Dataset records start
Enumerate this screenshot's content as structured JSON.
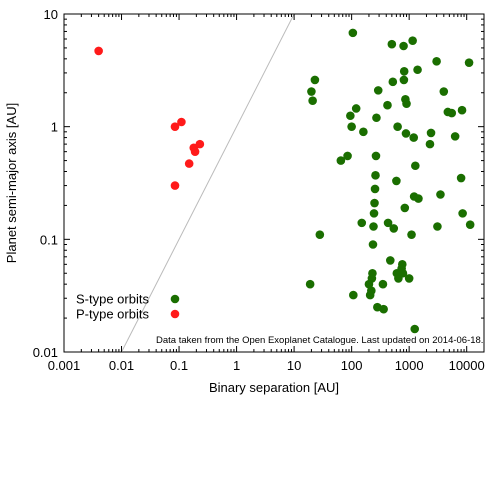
{
  "chart_data": {
    "type": "scatter",
    "xlabel": "Binary separation [AU]",
    "ylabel": "Planet semi-major axis [AU]",
    "xscale": "log",
    "yscale": "log",
    "xlim": [
      0.001,
      20000
    ],
    "ylim": [
      0.01,
      10
    ],
    "xticks": [
      {
        "value": 0.001,
        "label": "0.001"
      },
      {
        "value": 0.01,
        "label": "0.01"
      },
      {
        "value": 0.1,
        "label": "0.1"
      },
      {
        "value": 1,
        "label": "1"
      },
      {
        "value": 10,
        "label": "10"
      },
      {
        "value": 100,
        "label": "100"
      },
      {
        "value": 1000,
        "label": "1000"
      },
      {
        "value": 10000,
        "label": "10000"
      }
    ],
    "yticks": [
      {
        "value": 0.01,
        "label": "0.01"
      },
      {
        "value": 0.1,
        "label": "0.1"
      },
      {
        "value": 1,
        "label": "1"
      },
      {
        "value": 10,
        "label": "10"
      }
    ],
    "grid": false,
    "legend_position": "bottom-left",
    "annotation": "Data taken from the Open Exoplanet Catalogue. Last updated on 2014-06-18.",
    "reference_line": {
      "points": [
        [
          0.01,
          0.01
        ],
        [
          11.5,
          11.5
        ]
      ],
      "color": "#bbbbbb"
    },
    "series": [
      {
        "name": "S-type orbits",
        "color": "#1a6e00",
        "points": [
          [
            19,
            0.04
          ],
          [
            20,
            2.05
          ],
          [
            21,
            1.7
          ],
          [
            23,
            2.6
          ],
          [
            28,
            0.11
          ],
          [
            65,
            0.5
          ],
          [
            85,
            0.55
          ],
          [
            95,
            1.25
          ],
          [
            100,
            1.0
          ],
          [
            105,
            6.8
          ],
          [
            107,
            0.032
          ],
          [
            120,
            1.45
          ],
          [
            150,
            0.14
          ],
          [
            160,
            0.9
          ],
          [
            200,
            0.04
          ],
          [
            210,
            0.032
          ],
          [
            220,
            0.035
          ],
          [
            225,
            0.045
          ],
          [
            230,
            0.05
          ],
          [
            235,
            0.09
          ],
          [
            240,
            0.13
          ],
          [
            245,
            0.17
          ],
          [
            250,
            0.21
          ],
          [
            255,
            0.28
          ],
          [
            260,
            0.37
          ],
          [
            265,
            0.55
          ],
          [
            270,
            1.2
          ],
          [
            280,
            0.025
          ],
          [
            290,
            2.1
          ],
          [
            350,
            0.04
          ],
          [
            360,
            0.024
          ],
          [
            420,
            1.55
          ],
          [
            430,
            0.14
          ],
          [
            470,
            0.065
          ],
          [
            500,
            5.4
          ],
          [
            520,
            2.5
          ],
          [
            540,
            0.125
          ],
          [
            600,
            0.33
          ],
          [
            610,
            0.05
          ],
          [
            630,
            1.0
          ],
          [
            650,
            0.045
          ],
          [
            700,
            0.05
          ],
          [
            740,
            0.055
          ],
          [
            760,
            0.06
          ],
          [
            780,
            0.05
          ],
          [
            800,
            5.2
          ],
          [
            810,
            2.6
          ],
          [
            820,
            3.1
          ],
          [
            840,
            0.19
          ],
          [
            860,
            1.75
          ],
          [
            880,
            0.87
          ],
          [
            900,
            1.6
          ],
          [
            1000,
            0.045
          ],
          [
            1100,
            0.11
          ],
          [
            1150,
            5.8
          ],
          [
            1200,
            0.8
          ],
          [
            1220,
            0.24
          ],
          [
            1250,
            0.016
          ],
          [
            1280,
            0.45
          ],
          [
            1400,
            3.2
          ],
          [
            1450,
            0.23
          ],
          [
            2300,
            0.7
          ],
          [
            2400,
            0.88
          ],
          [
            3000,
            3.8
          ],
          [
            3100,
            0.13
          ],
          [
            3500,
            0.25
          ],
          [
            4000,
            2.05
          ],
          [
            4700,
            1.35
          ],
          [
            5500,
            1.32
          ],
          [
            6300,
            0.82
          ],
          [
            8000,
            0.35
          ],
          [
            8300,
            1.4
          ],
          [
            8500,
            0.17
          ],
          [
            11000,
            3.7
          ],
          [
            11500,
            0.135
          ]
        ]
      },
      {
        "name": "P-type orbits",
        "color": "#ff1a1a",
        "points": [
          [
            0.004,
            4.7
          ],
          [
            0.085,
            1.0
          ],
          [
            0.085,
            0.3
          ],
          [
            0.11,
            1.1
          ],
          [
            0.15,
            0.47
          ],
          [
            0.18,
            0.65
          ],
          [
            0.19,
            0.6
          ],
          [
            0.23,
            0.7
          ]
        ]
      }
    ]
  }
}
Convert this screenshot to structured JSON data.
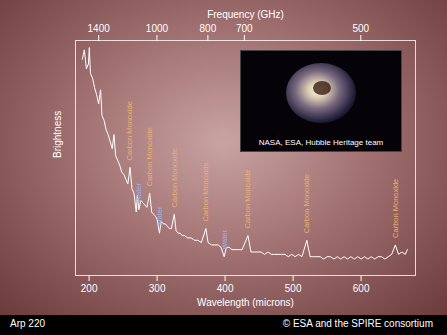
{
  "chart_data": {
    "type": "line",
    "x_label": "Wavelength (microns)",
    "x2_label": "Frequency (GHz)",
    "y_label": "Brightness",
    "caption": "Arp 220",
    "credit": "© ESA and the SPIRE consortium",
    "inset_credit": "NASA, ESA, Hubble Heritage team",
    "xlim": [
      180,
      680
    ],
    "xticks": [
      200,
      300,
      400,
      500,
      600
    ],
    "x2ticks": [
      {
        "value": 214.1,
        "label": "1400"
      },
      {
        "value": 299.8,
        "label": "1000"
      },
      {
        "value": 374.7,
        "label": "800"
      },
      {
        "value": 428.3,
        "label": "700"
      },
      {
        "value": 599.6,
        "label": "500"
      }
    ],
    "ylim": [
      0,
      100
    ],
    "tick_labels": "x",
    "color": "#ffffff",
    "x": [
      190,
      193,
      196,
      199,
      200.3,
      202,
      205,
      208,
      211,
      214,
      216.9,
      219,
      222,
      225,
      228,
      231,
      234,
      236.6,
      239,
      242,
      245,
      248,
      251,
      254,
      257,
      260.2,
      263,
      266,
      269.3,
      271,
      273.2,
      276,
      279,
      282,
      285,
      289.1,
      292,
      295,
      298,
      300,
      303.5,
      306,
      309,
      312,
      315,
      318,
      321,
      325.2,
      328,
      331,
      334,
      337,
      340,
      345,
      350,
      355,
      360,
      365,
      371.7,
      375,
      380,
      385,
      390,
      394,
      398.6,
      402,
      406,
      410,
      415,
      420,
      425,
      433.6,
      438,
      443,
      448,
      453,
      458,
      463,
      468,
      473,
      478,
      483,
      488,
      493,
      498,
      503,
      508,
      513,
      520.2,
      525,
      530,
      535,
      540,
      545,
      550,
      555,
      560,
      565,
      570,
      575,
      580,
      585,
      590,
      595,
      600,
      605,
      610,
      615,
      620,
      625,
      630,
      635,
      640,
      645,
      650.3,
      655,
      660,
      665,
      668
    ],
    "values": [
      92,
      96,
      88,
      90,
      97,
      86,
      84,
      80,
      77,
      73,
      79,
      68,
      66,
      62,
      60,
      57,
      54,
      60,
      51,
      49,
      47,
      44,
      43,
      41,
      39,
      46,
      37,
      35,
      27,
      34,
      28,
      32,
      31,
      30,
      29,
      35,
      27,
      26,
      25,
      24,
      18,
      23,
      22,
      22,
      21,
      20,
      20,
      26,
      19,
      18,
      18,
      17,
      17,
      16,
      16,
      15,
      15,
      14,
      20,
      14,
      13,
      13,
      13,
      12,
      8,
      12,
      12,
      11,
      11,
      11,
      11,
      17,
      10,
      10,
      10,
      10,
      9,
      10,
      9,
      9,
      9,
      9,
      9,
      8,
      9,
      8,
      9,
      8,
      15,
      8,
      8,
      8,
      8,
      7,
      8,
      8,
      7,
      8,
      7,
      8,
      7,
      8,
      7,
      8,
      7,
      8,
      7,
      8,
      7,
      8,
      8,
      7,
      8,
      9,
      13,
      9,
      10,
      9,
      11
    ],
    "annotations": [
      {
        "x": 260.2,
        "text": "Carbon Monoxide",
        "color": "#e8b070"
      },
      {
        "x": 273.2,
        "text": "Water",
        "color": "#9fb4ea"
      },
      {
        "x": 289.1,
        "text": "Carbon Monoxide",
        "color": "#e8b070"
      },
      {
        "x": 303.5,
        "text": "Water",
        "color": "#9fb4ea"
      },
      {
        "x": 325.2,
        "text": "Carbon Monoxide",
        "color": "#e8b070"
      },
      {
        "x": 371.7,
        "text": "Carbon Monoxide",
        "color": "#e8b070"
      },
      {
        "x": 398.6,
        "text": "Water",
        "color": "#9fb4ea"
      },
      {
        "x": 433.6,
        "text": "Carbon Monoxide",
        "color": "#e8b070"
      },
      {
        "x": 520.2,
        "text": "Carbon Monoxide",
        "color": "#e8b070"
      },
      {
        "x": 650.3,
        "text": "Carbon Monoxide",
        "color": "#e8b070"
      }
    ]
  }
}
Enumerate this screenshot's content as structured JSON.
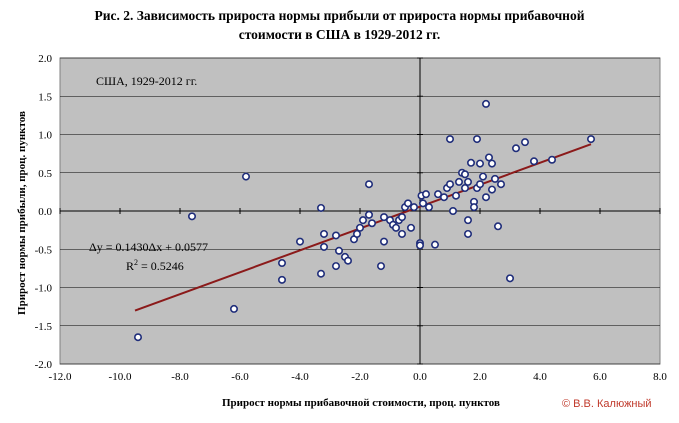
Dataset records end
Copy all lines from the entries that contain the word "name".

        "name": "S-type orbits",
        "name": "P-type orbits",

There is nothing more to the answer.